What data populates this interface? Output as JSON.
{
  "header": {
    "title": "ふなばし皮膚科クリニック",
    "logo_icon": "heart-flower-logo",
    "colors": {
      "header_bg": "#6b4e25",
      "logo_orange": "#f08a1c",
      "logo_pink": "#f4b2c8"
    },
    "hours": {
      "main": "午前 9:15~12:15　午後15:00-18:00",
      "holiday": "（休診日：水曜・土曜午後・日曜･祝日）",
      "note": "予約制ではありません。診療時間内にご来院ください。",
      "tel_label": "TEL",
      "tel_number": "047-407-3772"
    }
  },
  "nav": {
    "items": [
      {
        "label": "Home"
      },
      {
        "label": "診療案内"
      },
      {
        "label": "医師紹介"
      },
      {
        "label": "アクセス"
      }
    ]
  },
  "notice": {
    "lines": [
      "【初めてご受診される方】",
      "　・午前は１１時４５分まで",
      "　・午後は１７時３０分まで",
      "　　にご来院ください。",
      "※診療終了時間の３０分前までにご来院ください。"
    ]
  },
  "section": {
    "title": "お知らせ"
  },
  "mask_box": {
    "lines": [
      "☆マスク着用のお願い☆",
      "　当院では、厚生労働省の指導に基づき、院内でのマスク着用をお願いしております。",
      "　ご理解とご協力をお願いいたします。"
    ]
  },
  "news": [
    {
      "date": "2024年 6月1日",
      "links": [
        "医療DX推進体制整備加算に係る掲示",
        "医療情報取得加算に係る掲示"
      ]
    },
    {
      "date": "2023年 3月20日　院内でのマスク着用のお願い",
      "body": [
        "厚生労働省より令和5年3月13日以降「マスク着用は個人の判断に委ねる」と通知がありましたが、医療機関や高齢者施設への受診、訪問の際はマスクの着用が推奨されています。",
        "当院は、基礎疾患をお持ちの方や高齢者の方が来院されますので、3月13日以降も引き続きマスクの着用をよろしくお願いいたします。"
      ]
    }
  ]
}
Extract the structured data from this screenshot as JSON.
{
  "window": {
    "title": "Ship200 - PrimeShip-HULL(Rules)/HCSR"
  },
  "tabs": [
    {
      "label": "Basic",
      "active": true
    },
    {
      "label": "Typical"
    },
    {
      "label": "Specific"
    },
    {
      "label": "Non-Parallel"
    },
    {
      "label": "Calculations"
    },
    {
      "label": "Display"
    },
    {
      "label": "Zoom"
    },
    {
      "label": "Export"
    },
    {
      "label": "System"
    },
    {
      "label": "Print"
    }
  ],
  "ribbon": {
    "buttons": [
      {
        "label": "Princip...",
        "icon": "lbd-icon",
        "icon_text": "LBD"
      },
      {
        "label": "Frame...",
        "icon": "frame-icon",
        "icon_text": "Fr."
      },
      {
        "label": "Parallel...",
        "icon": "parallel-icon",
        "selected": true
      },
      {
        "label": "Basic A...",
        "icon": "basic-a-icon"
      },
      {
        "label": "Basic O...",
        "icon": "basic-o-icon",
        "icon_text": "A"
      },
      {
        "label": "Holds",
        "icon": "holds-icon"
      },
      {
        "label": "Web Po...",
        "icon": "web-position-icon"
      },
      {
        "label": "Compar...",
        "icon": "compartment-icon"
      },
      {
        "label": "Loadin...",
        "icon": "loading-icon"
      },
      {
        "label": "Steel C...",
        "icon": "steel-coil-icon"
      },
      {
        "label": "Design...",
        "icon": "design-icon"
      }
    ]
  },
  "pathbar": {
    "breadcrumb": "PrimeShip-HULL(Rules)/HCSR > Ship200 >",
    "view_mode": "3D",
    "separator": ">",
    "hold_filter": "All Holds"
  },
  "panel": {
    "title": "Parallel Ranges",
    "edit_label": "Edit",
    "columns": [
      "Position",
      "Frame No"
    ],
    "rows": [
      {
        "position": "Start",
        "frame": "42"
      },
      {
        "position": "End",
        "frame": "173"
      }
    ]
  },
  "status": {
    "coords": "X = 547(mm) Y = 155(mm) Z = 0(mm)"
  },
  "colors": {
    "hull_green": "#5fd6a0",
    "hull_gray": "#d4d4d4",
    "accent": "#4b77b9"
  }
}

→ **TO DO**
Count the lines of the material that include the word "HCSR", then report only the total.

→ **ANSWER IN FULL**
2